WHAT IS ASKED —
In the entries below, count the lines holding "Magnitud". Reply with the number only.

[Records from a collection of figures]

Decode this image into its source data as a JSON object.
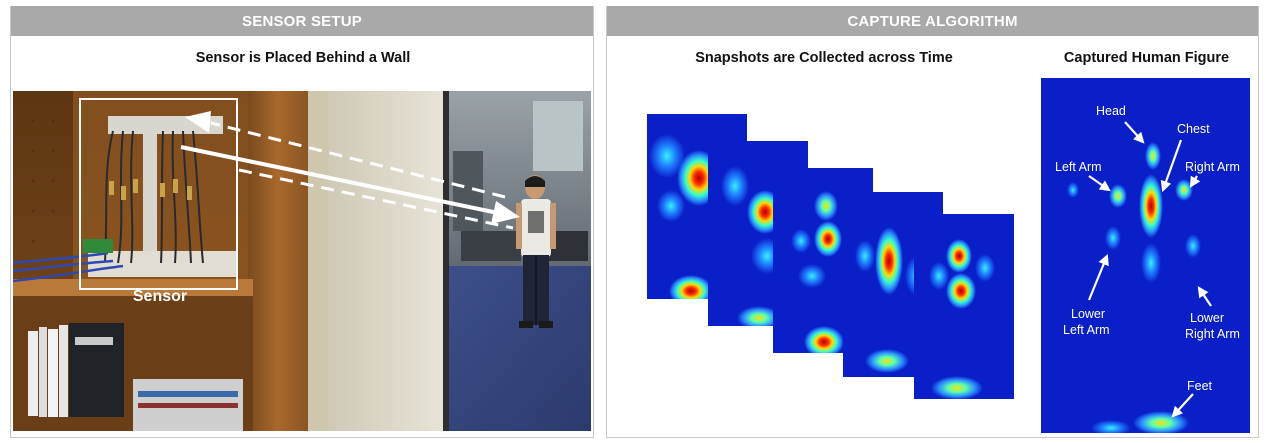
{
  "left_panel": {
    "header": "SENSOR SETUP",
    "subtitle": "Sensor is Placed Behind a Wall",
    "sensor_label": "Sensor"
  },
  "right_panel": {
    "header": "CAPTURE ALGORITHM",
    "snapshots_title": "Snapshots are Collected across Time",
    "figure_title": "Captured Human Figure",
    "body_parts": {
      "head": "Head",
      "chest": "Chest",
      "left_arm": "Left Arm",
      "right_arm": "Right Arm",
      "lower_left_arm_1": "Lower",
      "lower_left_arm_2": "Left Arm",
      "lower_right_arm_1": "Lower",
      "lower_right_arm_2": "Right Arm",
      "feet": "Feet"
    }
  },
  "colors": {
    "header_bar": "#a9a9a9",
    "heatmap_background": "#0a1fc8",
    "arrow": "#ffffff"
  },
  "icons": [
    "solid-arrow",
    "dashed-arrow"
  ]
}
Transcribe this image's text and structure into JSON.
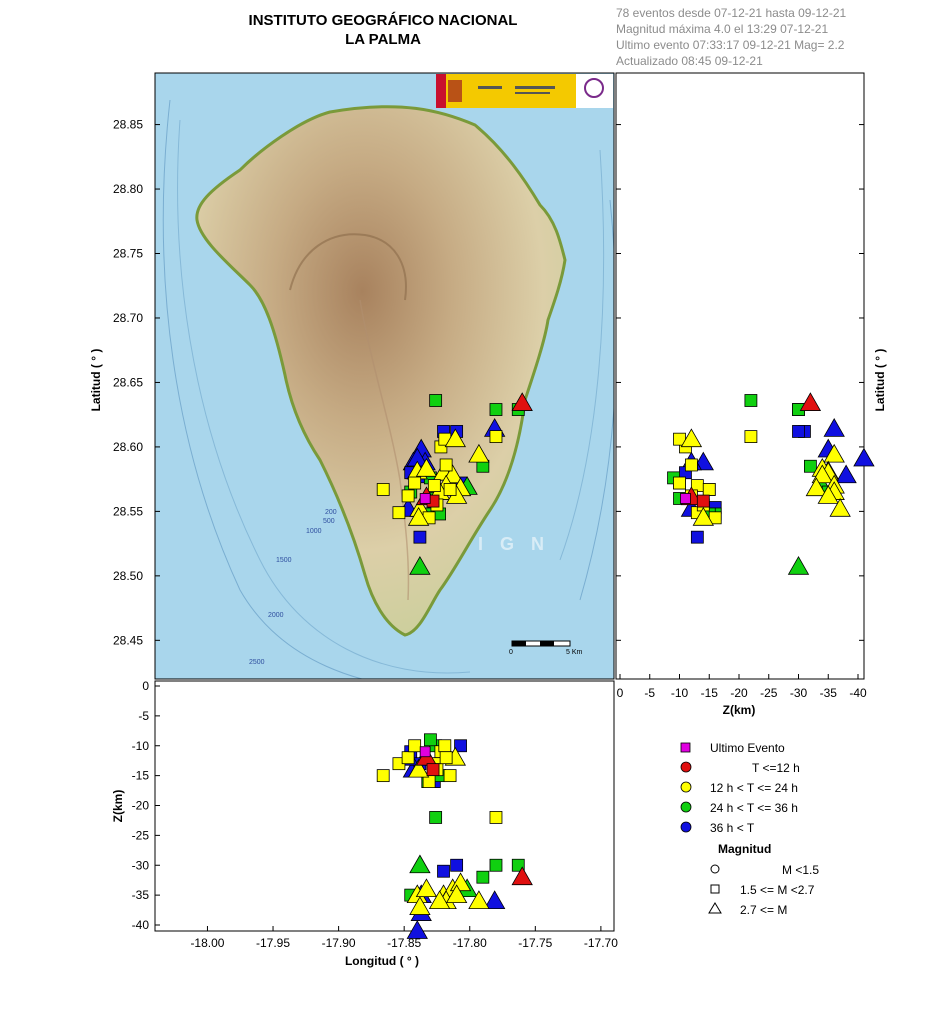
{
  "header": {
    "title_line1": "INSTITUTO GEOGRÁFICO NACIONAL",
    "title_line2": "LA PALMA"
  },
  "info": {
    "line1": "78 eventos desde 07-12-21 hasta 09-12-21",
    "line2": "Magnitud máxima 4.0 el 13:29 07-12-21",
    "line3": "Ultimo evento   07:33:17 09-12-21  Mag= 2.2",
    "line4": "Actualizado   08:45  09-12-21"
  },
  "map": {
    "watermark": "I G N",
    "scale_start": "0",
    "scale_end": "5 Km",
    "contours": [
      "200",
      "500",
      "1000",
      "1500",
      "2000",
      "2500"
    ]
  },
  "legend": {
    "last_event": "Ultimo Evento",
    "t1": "T <=12 h",
    "t2": "12 h  < T <= 24 h",
    "t3": "24 h  < T <= 36 h",
    "t4": "36 h <  T",
    "mag_title": "Magnitud",
    "m1": "M <1.5",
    "m2": "1.5 <= M <2.7",
    "m3": "2.7 <= M"
  },
  "colors": {
    "last": "#e000e0",
    "red": "#e01010",
    "yellow": "#ffff00",
    "green": "#10d010",
    "blue": "#1010e0",
    "sea": "#a9d6ec",
    "land": "#d9c9a2"
  },
  "chart_data": {
    "type": "scatter",
    "axes": {
      "map": {
        "xlim": [
          -18.04,
          -17.69
        ],
        "ylim": [
          28.42,
          28.89
        ],
        "ylabel": "Latitud ( ° )",
        "yticks": [
          "28.45",
          "28.50",
          "28.55",
          "28.60",
          "28.65",
          "28.70",
          "28.75",
          "28.80",
          "28.85"
        ]
      },
      "lat_depth": {
        "xlim": [
          0,
          -41
        ],
        "ylabel": "Latitud ( ° )",
        "xlabel": "Z(km)",
        "xticks": [
          "0",
          "-5",
          "-10",
          "-15",
          "-20",
          "-25",
          "-30",
          "-35",
          "-40"
        ]
      },
      "lon_depth": {
        "ylim": [
          0,
          -41
        ],
        "ylabel": "Z(km)",
        "xlabel": "Longitud ( ° )",
        "xticks": [
          "-18.00",
          "-17.95",
          "-17.90",
          "-17.85",
          "-17.80",
          "-17.75",
          "-17.70"
        ],
        "yticks": [
          "0",
          "-5",
          "-10",
          "-15",
          "-20",
          "-25",
          "-30",
          "-35",
          "-40"
        ]
      }
    },
    "series": [
      {
        "lon": -17.76,
        "lat": 28.634,
        "z": -32,
        "color": "red",
        "mag": "large"
      },
      {
        "lon": -17.833,
        "lat": 28.561,
        "z": -12,
        "color": "red",
        "mag": "large"
      },
      {
        "lon": -17.828,
        "lat": 28.558,
        "z": -14,
        "color": "red",
        "mag": "medium"
      },
      {
        "lon": -17.834,
        "lat": 28.56,
        "z": -11,
        "color": "last",
        "mag": "medium"
      },
      {
        "lon": -17.826,
        "lat": 28.636,
        "z": -22,
        "color": "green",
        "mag": "medium"
      },
      {
        "lon": -17.78,
        "lat": 28.629,
        "z": -30,
        "color": "green",
        "mag": "medium"
      },
      {
        "lon": -17.763,
        "lat": 28.629,
        "z": -30,
        "color": "green",
        "mag": "medium"
      },
      {
        "lon": -17.79,
        "lat": 28.585,
        "z": -32,
        "color": "green",
        "mag": "medium"
      },
      {
        "lon": -17.802,
        "lat": 28.569,
        "z": -34,
        "color": "green",
        "mag": "large"
      },
      {
        "lon": -17.838,
        "lat": 28.507,
        "z": -30,
        "color": "green",
        "mag": "large"
      },
      {
        "lon": -17.832,
        "lat": 28.548,
        "z": -16,
        "color": "green",
        "mag": "medium"
      },
      {
        "lon": -17.826,
        "lat": 28.56,
        "z": -10,
        "color": "green",
        "mag": "medium"
      },
      {
        "lon": -17.845,
        "lat": 28.565,
        "z": -35,
        "color": "green",
        "mag": "medium"
      },
      {
        "lon": -17.83,
        "lat": 28.576,
        "z": -9,
        "color": "green",
        "mag": "medium"
      },
      {
        "lon": -17.823,
        "lat": 28.548,
        "z": -15,
        "color": "green",
        "mag": "medium"
      },
      {
        "lon": -17.78,
        "lat": 28.608,
        "z": -22,
        "color": "yellow",
        "mag": "medium"
      },
      {
        "lon": -17.866,
        "lat": 28.567,
        "z": -15,
        "color": "yellow",
        "mag": "medium"
      },
      {
        "lon": -17.854,
        "lat": 28.549,
        "z": -13,
        "color": "yellow",
        "mag": "medium"
      },
      {
        "lon": -17.822,
        "lat": 28.6,
        "z": -11,
        "color": "yellow",
        "mag": "medium"
      },
      {
        "lon": -17.819,
        "lat": 28.606,
        "z": -10,
        "color": "yellow",
        "mag": "medium"
      },
      {
        "lon": -17.811,
        "lat": 28.606,
        "z": -12,
        "color": "yellow",
        "mag": "large"
      },
      {
        "lon": -17.793,
        "lat": 28.594,
        "z": -36,
        "color": "yellow",
        "mag": "large"
      },
      {
        "lon": -17.84,
        "lat": 28.581,
        "z": -35,
        "color": "yellow",
        "mag": "large"
      },
      {
        "lon": -17.833,
        "lat": 28.583,
        "z": -34,
        "color": "yellow",
        "mag": "large"
      },
      {
        "lon": -17.82,
        "lat": 28.58,
        "z": -35,
        "color": "yellow",
        "mag": "large"
      },
      {
        "lon": -17.813,
        "lat": 28.578,
        "z": -34,
        "color": "yellow",
        "mag": "large"
      },
      {
        "lon": -17.818,
        "lat": 28.57,
        "z": -36,
        "color": "yellow",
        "mag": "large"
      },
      {
        "lon": -17.807,
        "lat": 28.568,
        "z": -33,
        "color": "yellow",
        "mag": "large"
      },
      {
        "lon": -17.823,
        "lat": 28.565,
        "z": -36,
        "color": "yellow",
        "mag": "large"
      },
      {
        "lon": -17.81,
        "lat": 28.562,
        "z": -35,
        "color": "yellow",
        "mag": "large"
      },
      {
        "lon": -17.838,
        "lat": 28.552,
        "z": -37,
        "color": "yellow",
        "mag": "large"
      },
      {
        "lon": -17.827,
        "lat": 28.57,
        "z": -13,
        "color": "yellow",
        "mag": "medium"
      },
      {
        "lon": -17.815,
        "lat": 28.567,
        "z": -15,
        "color": "yellow",
        "mag": "medium"
      },
      {
        "lon": -17.847,
        "lat": 28.562,
        "z": -12,
        "color": "yellow",
        "mag": "medium"
      },
      {
        "lon": -17.825,
        "lat": 28.555,
        "z": -14,
        "color": "yellow",
        "mag": "medium"
      },
      {
        "lon": -17.842,
        "lat": 28.572,
        "z": -10,
        "color": "yellow",
        "mag": "medium"
      },
      {
        "lon": -17.818,
        "lat": 28.586,
        "z": -12,
        "color": "yellow",
        "mag": "medium"
      },
      {
        "lon": -17.831,
        "lat": 28.545,
        "z": -16,
        "color": "yellow",
        "mag": "medium"
      },
      {
        "lon": -17.839,
        "lat": 28.545,
        "z": -14,
        "color": "yellow",
        "mag": "large"
      },
      {
        "lon": -17.82,
        "lat": 28.612,
        "z": -31,
        "color": "blue",
        "mag": "medium"
      },
      {
        "lon": -17.81,
        "lat": 28.612,
        "z": -30,
        "color": "blue",
        "mag": "medium"
      },
      {
        "lon": -17.781,
        "lat": 28.614,
        "z": -36,
        "color": "blue",
        "mag": "large"
      },
      {
        "lon": -17.837,
        "lat": 28.598,
        "z": -35,
        "color": "blue",
        "mag": "large"
      },
      {
        "lon": -17.843,
        "lat": 28.588,
        "z": -14,
        "color": "blue",
        "mag": "large"
      },
      {
        "lon": -17.834,
        "lat": 28.588,
        "z": -12,
        "color": "blue",
        "mag": "large"
      },
      {
        "lon": -17.807,
        "lat": 28.572,
        "z": -10,
        "color": "blue",
        "mag": "medium"
      },
      {
        "lon": -17.837,
        "lat": 28.578,
        "z": -38,
        "color": "blue",
        "mag": "large"
      },
      {
        "lon": -17.838,
        "lat": 28.53,
        "z": -13,
        "color": "blue",
        "mag": "medium"
      },
      {
        "lon": -17.847,
        "lat": 28.552,
        "z": -12,
        "color": "blue",
        "mag": "large"
      },
      {
        "lon": -17.845,
        "lat": 28.58,
        "z": -11,
        "color": "blue",
        "mag": "medium"
      },
      {
        "lon": -17.84,
        "lat": 28.591,
        "z": -41,
        "color": "blue",
        "mag": "large"
      },
      {
        "lon": -17.827,
        "lat": 28.553,
        "z": -16,
        "color": "blue",
        "mag": "medium"
      }
    ]
  }
}
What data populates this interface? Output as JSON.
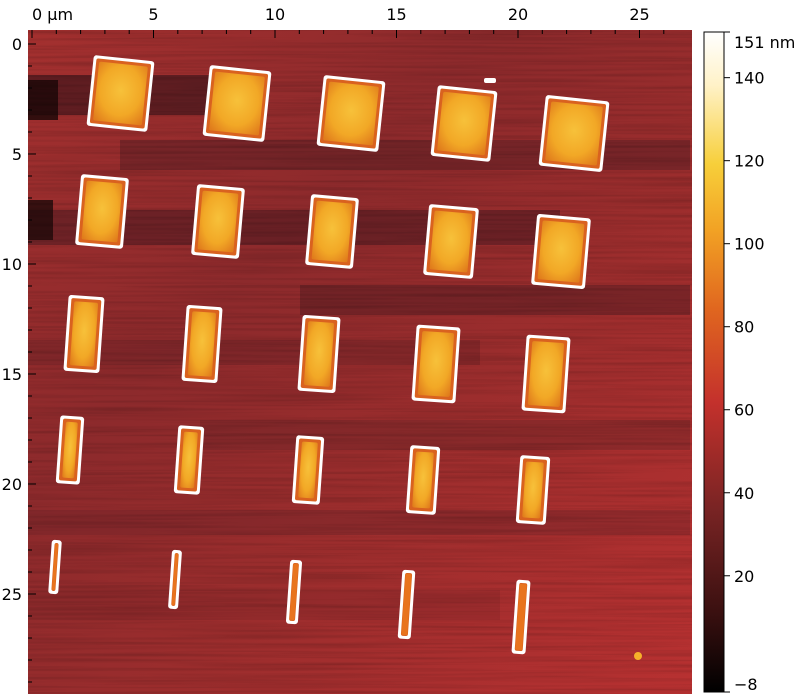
{
  "image": {
    "description_colormap": "afm-hot",
    "x_axis": {
      "unit": "µm",
      "ticks": [
        {
          "value": 0,
          "label": "0 µm"
        },
        {
          "value": 5,
          "label": "5"
        },
        {
          "value": 10,
          "label": "10"
        },
        {
          "value": 15,
          "label": "15"
        },
        {
          "value": 20,
          "label": "20"
        },
        {
          "value": 25,
          "label": "25"
        }
      ],
      "range": [
        0,
        27
      ]
    },
    "y_axis": {
      "ticks": [
        {
          "value": 0,
          "label": "0"
        },
        {
          "value": 5,
          "label": "5"
        },
        {
          "value": 10,
          "label": "10"
        },
        {
          "value": 15,
          "label": "15"
        },
        {
          "value": 20,
          "label": "20"
        },
        {
          "value": 25,
          "label": "25"
        }
      ],
      "range": [
        0,
        29.5
      ]
    },
    "colorbar": {
      "unit": "nm",
      "min": -8,
      "max": 151,
      "ticks": [
        {
          "value": 151,
          "label": "151 nm"
        },
        {
          "value": 140,
          "label": "140"
        },
        {
          "value": 120,
          "label": "120"
        },
        {
          "value": 100,
          "label": "100"
        },
        {
          "value": 80,
          "label": "80"
        },
        {
          "value": 60,
          "label": "60"
        },
        {
          "value": 40,
          "label": "40"
        },
        {
          "value": 20,
          "label": "20"
        },
        {
          "value": -8,
          "label": "−8"
        }
      ],
      "stops": [
        "#000000",
        "#3a1010",
        "#7a2424",
        "#c4312c",
        "#e0661f",
        "#f2a224",
        "#f7cf3a",
        "#fff2c8",
        "#ffffff"
      ]
    },
    "colors": {
      "background_main": "#a8302f",
      "background_dark": "#5c1e23",
      "feature_edge": "#ffffff",
      "feature_body": "#f4a623"
    }
  }
}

CORRECT OUTPUT —
2